What you will do →
Check the listing below for lines with the word "mezcla" and say how many there are, with nothing but the number.

───── Materials provided

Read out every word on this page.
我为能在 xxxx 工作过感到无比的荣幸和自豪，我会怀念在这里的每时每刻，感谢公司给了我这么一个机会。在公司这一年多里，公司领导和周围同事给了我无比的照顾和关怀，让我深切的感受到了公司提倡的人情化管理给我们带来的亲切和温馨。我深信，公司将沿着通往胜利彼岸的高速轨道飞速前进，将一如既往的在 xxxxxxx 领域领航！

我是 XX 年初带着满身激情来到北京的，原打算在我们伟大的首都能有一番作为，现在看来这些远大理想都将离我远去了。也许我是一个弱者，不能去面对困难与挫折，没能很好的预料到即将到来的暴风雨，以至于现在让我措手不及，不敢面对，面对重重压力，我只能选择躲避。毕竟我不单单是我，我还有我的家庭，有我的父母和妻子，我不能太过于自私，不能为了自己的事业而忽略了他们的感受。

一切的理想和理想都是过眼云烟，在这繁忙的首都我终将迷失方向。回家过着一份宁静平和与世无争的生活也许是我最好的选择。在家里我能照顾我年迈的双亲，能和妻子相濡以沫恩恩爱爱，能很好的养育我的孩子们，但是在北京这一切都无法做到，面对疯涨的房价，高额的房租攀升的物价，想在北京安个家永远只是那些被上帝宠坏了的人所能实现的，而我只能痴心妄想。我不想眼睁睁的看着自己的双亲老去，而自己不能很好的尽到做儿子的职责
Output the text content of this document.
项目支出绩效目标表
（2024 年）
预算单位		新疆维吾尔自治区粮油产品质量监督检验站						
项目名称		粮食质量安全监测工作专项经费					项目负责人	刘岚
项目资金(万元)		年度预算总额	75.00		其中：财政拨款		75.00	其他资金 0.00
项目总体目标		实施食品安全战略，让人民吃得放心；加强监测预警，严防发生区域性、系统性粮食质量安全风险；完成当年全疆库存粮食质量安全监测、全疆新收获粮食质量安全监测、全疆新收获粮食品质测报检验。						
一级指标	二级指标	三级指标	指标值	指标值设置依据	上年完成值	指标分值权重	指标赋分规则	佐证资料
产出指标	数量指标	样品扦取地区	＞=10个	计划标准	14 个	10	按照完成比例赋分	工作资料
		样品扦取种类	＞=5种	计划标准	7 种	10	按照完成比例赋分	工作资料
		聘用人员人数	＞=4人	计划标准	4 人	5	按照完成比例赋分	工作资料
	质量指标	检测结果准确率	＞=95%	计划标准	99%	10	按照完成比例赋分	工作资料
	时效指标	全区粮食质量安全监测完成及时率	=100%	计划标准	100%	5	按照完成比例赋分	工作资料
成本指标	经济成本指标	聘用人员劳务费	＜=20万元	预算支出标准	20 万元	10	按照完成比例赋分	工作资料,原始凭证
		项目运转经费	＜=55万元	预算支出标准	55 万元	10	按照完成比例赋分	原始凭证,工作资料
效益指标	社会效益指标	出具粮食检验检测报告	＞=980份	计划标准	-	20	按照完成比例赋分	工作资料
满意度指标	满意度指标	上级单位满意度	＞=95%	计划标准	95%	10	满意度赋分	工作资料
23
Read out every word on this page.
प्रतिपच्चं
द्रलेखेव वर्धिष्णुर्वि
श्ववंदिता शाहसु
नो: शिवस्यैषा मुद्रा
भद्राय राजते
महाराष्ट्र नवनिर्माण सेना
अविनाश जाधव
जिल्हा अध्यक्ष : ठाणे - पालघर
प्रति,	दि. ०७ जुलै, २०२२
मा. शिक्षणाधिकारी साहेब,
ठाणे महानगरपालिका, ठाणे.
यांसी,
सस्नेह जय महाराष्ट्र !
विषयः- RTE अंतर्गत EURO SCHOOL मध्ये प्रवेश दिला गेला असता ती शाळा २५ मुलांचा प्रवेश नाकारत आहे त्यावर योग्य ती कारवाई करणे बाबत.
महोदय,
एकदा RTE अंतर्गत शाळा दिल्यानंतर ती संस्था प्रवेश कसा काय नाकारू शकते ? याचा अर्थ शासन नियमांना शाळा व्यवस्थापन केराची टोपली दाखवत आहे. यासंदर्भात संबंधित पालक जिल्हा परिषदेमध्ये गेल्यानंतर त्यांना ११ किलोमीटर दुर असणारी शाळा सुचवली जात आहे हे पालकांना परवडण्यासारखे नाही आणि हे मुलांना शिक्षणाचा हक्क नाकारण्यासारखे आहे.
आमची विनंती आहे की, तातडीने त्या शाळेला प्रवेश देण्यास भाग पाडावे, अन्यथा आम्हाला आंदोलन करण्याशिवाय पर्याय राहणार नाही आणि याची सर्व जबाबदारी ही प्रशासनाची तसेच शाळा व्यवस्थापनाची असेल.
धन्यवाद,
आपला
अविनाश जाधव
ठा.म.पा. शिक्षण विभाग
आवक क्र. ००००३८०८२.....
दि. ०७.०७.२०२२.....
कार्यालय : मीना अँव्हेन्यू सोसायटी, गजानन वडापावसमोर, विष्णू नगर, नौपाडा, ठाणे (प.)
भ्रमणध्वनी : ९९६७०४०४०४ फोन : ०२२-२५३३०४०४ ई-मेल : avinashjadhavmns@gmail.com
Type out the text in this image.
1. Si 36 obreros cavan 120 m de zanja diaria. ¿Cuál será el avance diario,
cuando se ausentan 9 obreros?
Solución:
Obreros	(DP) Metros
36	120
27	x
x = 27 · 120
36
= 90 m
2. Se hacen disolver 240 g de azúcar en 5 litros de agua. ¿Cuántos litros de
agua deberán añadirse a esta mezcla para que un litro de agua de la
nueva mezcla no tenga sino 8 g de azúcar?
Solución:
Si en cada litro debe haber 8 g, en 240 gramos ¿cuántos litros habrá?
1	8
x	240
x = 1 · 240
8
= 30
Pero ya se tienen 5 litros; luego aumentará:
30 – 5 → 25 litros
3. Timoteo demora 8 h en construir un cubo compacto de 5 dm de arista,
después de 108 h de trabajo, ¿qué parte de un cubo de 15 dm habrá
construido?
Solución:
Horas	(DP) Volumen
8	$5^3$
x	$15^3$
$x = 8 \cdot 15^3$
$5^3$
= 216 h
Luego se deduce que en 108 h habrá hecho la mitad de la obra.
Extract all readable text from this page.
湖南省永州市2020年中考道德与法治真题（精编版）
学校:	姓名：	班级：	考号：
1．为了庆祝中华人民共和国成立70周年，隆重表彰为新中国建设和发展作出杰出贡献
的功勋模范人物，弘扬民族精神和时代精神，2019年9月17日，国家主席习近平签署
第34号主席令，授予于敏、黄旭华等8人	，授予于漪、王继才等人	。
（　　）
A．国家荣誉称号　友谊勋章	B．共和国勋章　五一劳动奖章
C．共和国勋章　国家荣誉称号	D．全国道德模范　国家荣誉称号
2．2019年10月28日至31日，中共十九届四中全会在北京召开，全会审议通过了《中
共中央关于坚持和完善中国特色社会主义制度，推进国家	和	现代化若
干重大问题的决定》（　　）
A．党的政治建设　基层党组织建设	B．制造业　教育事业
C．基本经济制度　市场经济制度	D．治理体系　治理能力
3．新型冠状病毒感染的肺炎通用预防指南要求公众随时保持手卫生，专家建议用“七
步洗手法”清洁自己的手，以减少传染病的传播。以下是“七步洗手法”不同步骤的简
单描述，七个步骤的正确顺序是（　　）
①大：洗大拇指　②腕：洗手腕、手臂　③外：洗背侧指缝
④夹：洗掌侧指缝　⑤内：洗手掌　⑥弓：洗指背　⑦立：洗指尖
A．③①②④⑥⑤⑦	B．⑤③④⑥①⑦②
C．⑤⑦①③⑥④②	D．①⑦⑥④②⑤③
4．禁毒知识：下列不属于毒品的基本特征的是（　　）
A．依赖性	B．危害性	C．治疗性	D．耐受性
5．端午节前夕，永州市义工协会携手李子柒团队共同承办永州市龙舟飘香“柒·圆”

──────────

Answer for this exercise →
2